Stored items
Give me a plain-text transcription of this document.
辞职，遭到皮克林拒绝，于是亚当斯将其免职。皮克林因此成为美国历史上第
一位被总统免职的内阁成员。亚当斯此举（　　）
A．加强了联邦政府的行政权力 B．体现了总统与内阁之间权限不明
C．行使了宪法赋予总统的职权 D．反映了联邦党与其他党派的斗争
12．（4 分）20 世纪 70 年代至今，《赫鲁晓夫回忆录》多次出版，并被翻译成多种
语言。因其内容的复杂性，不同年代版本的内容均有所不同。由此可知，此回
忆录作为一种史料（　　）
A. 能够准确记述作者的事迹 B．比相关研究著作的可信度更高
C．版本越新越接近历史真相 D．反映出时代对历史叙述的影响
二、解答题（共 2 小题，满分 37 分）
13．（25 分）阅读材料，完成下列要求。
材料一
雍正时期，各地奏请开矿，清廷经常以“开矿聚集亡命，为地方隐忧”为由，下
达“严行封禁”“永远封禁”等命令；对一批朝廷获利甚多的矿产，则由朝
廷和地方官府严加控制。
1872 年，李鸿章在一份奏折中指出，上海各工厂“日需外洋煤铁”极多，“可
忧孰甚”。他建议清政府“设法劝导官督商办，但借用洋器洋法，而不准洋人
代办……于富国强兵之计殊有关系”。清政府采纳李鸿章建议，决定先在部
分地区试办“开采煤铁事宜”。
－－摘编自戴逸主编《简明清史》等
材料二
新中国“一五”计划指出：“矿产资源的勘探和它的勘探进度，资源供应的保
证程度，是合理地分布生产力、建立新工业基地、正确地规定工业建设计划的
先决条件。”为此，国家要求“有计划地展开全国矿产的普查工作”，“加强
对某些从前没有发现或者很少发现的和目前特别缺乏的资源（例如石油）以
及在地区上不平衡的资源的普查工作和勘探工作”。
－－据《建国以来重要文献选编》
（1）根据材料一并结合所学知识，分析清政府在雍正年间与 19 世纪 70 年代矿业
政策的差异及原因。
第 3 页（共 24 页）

▶ Task goal: Recopy all the lines exactly as they appear.

▶ The answer:
Give me a plain-text transcription of this document.
辞职，遭到皮克林拒绝，于是亚当斯将其免职。皮克林因此成为美国历史上第
一位被总统免职的内阁成员。亚当斯此举（　　）
A．加强了联邦政府的行政权力 B．体现了总统与内阁之间权限不明
C．行使了宪法赋予总统的职权 D．反映了联邦党与其他党派的斗争
12．（4 分）20 世纪 70 年代至今，《赫鲁晓夫回忆录》多次出版，并被翻译成多种
语言。因其内容的复杂性，不同年代版本的内容均有所不同。由此可知，此回
忆录作为一种史料（　　）
A. 能够准确记述作者的事迹 B．比相关研究著作的可信度更高
C．版本越新越接近历史真相 D．反映出时代对历史叙述的影响
二、解答题（共 2 小题，满分 37 分）
13．（25 分）阅读材料，完成下列要求。
材料一
雍正时期，各地奏请开矿，清廷经常以“开矿聚集亡命，为地方隐忧”为由，下
达“严行封禁”“永远封禁”等命令；对一批朝廷获利甚多的矿产，则由朝
廷和地方官府严加控制。
1872 年，李鸿章在一份奏折中指出，上海各工厂“日需外洋煤铁”极多，“可
忧孰甚”。他建议清政府“设法劝导官督商办，但借用洋器洋法，而不准洋人
代办……于富国强兵之计殊有关系”。清政府采纳李鸿章建议，决定先在部
分地区试办“开采煤铁事宜”。
－－摘编自戴逸主编《简明清史》等
材料二
新中国“一五”计划指出：“矿产资源的勘探和它的勘探进度，资源供应的保
证程度，是合理地分布生产力、建立新工业基地、正确地规定工业建设计划的
先决条件。”为此，国家要求“有计划地展开全国矿产的普查工作”，“加强
对某些从前没有发现或者很少发现的和目前特别缺乏的资源（例如石油）以
及在地区上不平衡的资源的普查工作和勘探工作”。
－－据《建国以来重要文献选编》
（1）根据材料一并结合所学知识，分析清政府在雍正年间与 19 世纪 70 年代矿业
政策的差异及原因。
第 3 页（共 24 页）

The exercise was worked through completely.